DIRECTION:
Please reproduce the records below word for word, from their first line through the line with "zoom-out-icon[interactable]: ⊖ [1038, 317, 1050, 334]", including both of those lines.

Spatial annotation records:
+===+

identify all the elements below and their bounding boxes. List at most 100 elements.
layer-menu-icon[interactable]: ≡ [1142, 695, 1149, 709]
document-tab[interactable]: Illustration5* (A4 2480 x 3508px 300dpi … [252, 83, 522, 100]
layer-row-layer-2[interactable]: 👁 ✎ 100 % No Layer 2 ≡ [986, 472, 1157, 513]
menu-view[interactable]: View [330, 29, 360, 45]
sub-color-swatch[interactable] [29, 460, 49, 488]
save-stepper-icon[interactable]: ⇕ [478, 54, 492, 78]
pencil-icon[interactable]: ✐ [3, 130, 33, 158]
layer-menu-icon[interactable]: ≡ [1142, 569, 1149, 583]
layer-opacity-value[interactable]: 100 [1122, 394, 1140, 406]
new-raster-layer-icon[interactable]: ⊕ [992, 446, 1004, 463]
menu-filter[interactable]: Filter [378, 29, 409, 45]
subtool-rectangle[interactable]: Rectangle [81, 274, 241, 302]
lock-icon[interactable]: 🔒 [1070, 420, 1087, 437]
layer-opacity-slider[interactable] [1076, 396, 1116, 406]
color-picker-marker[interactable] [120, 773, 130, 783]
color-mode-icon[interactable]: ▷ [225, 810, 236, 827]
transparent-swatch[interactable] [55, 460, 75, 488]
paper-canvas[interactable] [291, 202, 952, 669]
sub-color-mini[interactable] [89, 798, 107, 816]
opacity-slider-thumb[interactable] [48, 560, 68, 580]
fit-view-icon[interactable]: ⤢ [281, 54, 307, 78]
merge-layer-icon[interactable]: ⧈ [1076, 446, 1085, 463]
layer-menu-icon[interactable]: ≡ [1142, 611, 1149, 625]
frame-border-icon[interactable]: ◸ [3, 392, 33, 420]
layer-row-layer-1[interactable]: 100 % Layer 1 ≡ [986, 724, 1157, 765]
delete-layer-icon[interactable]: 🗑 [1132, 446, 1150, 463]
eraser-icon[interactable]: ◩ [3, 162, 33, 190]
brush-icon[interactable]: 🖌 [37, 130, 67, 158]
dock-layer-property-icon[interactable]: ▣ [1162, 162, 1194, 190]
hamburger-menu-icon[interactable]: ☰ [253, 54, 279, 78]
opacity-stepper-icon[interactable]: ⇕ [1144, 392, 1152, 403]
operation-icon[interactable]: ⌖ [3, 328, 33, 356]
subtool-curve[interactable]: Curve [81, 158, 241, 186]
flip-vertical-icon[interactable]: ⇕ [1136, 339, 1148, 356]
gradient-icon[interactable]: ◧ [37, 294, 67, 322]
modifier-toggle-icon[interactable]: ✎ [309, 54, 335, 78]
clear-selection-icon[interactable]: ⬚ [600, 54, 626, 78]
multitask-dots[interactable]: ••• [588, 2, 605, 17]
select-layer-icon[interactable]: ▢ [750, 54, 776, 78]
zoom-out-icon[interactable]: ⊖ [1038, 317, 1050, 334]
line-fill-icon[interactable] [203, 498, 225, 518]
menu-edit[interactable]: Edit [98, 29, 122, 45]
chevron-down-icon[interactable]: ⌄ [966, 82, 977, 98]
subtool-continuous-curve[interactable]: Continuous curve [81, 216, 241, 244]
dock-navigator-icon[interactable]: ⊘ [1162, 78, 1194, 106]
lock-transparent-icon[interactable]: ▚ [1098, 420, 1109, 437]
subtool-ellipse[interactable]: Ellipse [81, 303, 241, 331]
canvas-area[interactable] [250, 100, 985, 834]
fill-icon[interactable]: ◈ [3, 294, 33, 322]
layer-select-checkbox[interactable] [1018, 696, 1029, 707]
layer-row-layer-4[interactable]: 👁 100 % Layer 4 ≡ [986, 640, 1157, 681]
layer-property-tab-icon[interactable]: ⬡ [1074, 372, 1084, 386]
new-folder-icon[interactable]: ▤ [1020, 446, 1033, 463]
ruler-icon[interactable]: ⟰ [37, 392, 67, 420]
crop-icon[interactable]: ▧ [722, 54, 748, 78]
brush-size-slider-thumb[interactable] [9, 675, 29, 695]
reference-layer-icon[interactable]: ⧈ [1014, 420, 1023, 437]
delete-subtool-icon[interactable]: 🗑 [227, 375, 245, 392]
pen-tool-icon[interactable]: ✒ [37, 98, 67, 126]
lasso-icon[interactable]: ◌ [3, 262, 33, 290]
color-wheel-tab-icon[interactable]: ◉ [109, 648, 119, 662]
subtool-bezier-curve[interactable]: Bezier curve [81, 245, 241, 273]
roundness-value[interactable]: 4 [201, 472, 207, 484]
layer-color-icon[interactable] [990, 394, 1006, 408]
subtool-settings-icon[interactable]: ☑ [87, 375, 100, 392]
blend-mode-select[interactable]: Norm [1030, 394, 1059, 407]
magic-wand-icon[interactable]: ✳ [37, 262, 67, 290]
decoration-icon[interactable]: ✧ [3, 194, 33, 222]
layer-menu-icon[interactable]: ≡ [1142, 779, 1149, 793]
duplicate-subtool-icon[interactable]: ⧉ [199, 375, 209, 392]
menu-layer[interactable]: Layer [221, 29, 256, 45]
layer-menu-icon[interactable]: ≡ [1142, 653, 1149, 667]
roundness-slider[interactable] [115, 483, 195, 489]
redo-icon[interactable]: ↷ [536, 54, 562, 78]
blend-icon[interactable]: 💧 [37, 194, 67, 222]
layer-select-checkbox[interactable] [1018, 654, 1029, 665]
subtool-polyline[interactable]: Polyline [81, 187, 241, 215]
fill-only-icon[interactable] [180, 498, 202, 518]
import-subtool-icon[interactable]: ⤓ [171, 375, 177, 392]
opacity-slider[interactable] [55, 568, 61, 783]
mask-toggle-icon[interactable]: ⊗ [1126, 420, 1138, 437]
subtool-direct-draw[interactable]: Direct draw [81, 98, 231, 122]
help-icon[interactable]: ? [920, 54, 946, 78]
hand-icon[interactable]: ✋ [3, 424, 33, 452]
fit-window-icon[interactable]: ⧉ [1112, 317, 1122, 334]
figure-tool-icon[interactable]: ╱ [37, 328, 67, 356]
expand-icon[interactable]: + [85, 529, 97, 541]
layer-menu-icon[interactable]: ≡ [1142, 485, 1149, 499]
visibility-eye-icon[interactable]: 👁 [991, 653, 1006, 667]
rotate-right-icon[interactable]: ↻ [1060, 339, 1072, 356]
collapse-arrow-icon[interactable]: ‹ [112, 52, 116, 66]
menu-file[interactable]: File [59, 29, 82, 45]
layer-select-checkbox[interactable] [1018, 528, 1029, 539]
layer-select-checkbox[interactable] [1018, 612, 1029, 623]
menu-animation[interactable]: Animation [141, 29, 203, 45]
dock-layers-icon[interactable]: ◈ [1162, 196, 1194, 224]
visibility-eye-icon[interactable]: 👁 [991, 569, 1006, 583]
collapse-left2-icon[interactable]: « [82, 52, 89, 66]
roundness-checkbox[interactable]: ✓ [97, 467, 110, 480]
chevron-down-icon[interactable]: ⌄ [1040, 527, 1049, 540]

+===+

EXERCISE RESPONSE:
identify all the elements below and their bounding boxes. List at most 100 elements.
layer-menu-icon[interactable]: ≡ [1142, 695, 1149, 709]
document-tab[interactable]: Illustration5* (A4 2480 x 3508px 300dpi … [252, 83, 522, 100]
layer-row-layer-2[interactable]: 👁 ✎ 100 % No Layer 2 ≡ [986, 472, 1157, 513]
menu-view[interactable]: View [330, 29, 360, 45]
sub-color-swatch[interactable] [29, 460, 49, 488]
save-stepper-icon[interactable]: ⇕ [478, 54, 492, 78]
pencil-icon[interactable]: ✐ [3, 130, 33, 158]
layer-menu-icon[interactable]: ≡ [1142, 569, 1149, 583]
layer-opacity-value[interactable]: 100 [1122, 394, 1140, 406]
new-raster-layer-icon[interactable]: ⊕ [992, 446, 1004, 463]
menu-filter[interactable]: Filter [378, 29, 409, 45]
subtool-rectangle[interactable]: Rectangle [81, 274, 241, 302]
lock-icon[interactable]: 🔒 [1070, 420, 1087, 437]
layer-opacity-slider[interactable] [1076, 396, 1116, 406]
color-picker-marker[interactable] [120, 773, 130, 783]
color-mode-icon[interactable]: ▷ [225, 810, 236, 827]
transparent-swatch[interactable] [55, 460, 75, 488]
paper-canvas[interactable] [291, 202, 952, 669]
sub-color-mini[interactable] [89, 798, 107, 816]
opacity-slider-thumb[interactable] [48, 560, 68, 580]
fit-view-icon[interactable]: ⤢ [281, 54, 307, 78]
merge-layer-icon[interactable]: ⧈ [1076, 446, 1085, 463]
layer-menu-icon[interactable]: ≡ [1142, 611, 1149, 625]
frame-border-icon[interactable]: ◸ [3, 392, 33, 420]
layer-row-layer-1[interactable]: 100 % Layer 1 ≡ [986, 724, 1157, 765]
delete-layer-icon[interactable]: 🗑 [1132, 446, 1150, 463]
eraser-icon[interactable]: ◩ [3, 162, 33, 190]
brush-icon[interactable]: 🖌 [37, 130, 67, 158]
dock-layer-property-icon[interactable]: ▣ [1162, 162, 1194, 190]
hamburger-menu-icon[interactable]: ☰ [253, 54, 279, 78]
opacity-stepper-icon[interactable]: ⇕ [1144, 392, 1152, 403]
operation-icon[interactable]: ⌖ [3, 328, 33, 356]
subtool-curve[interactable]: Curve [81, 158, 241, 186]
flip-vertical-icon[interactable]: ⇕ [1136, 339, 1148, 356]
gradient-icon[interactable]: ◧ [37, 294, 67, 322]
modifier-toggle-icon[interactable]: ✎ [309, 54, 335, 78]
clear-selection-icon[interactable]: ⬚ [600, 54, 626, 78]
multitask-dots[interactable]: ••• [588, 2, 605, 17]
select-layer-icon[interactable]: ▢ [750, 54, 776, 78]
zoom-out-icon[interactable]: ⊖ [1038, 317, 1050, 334]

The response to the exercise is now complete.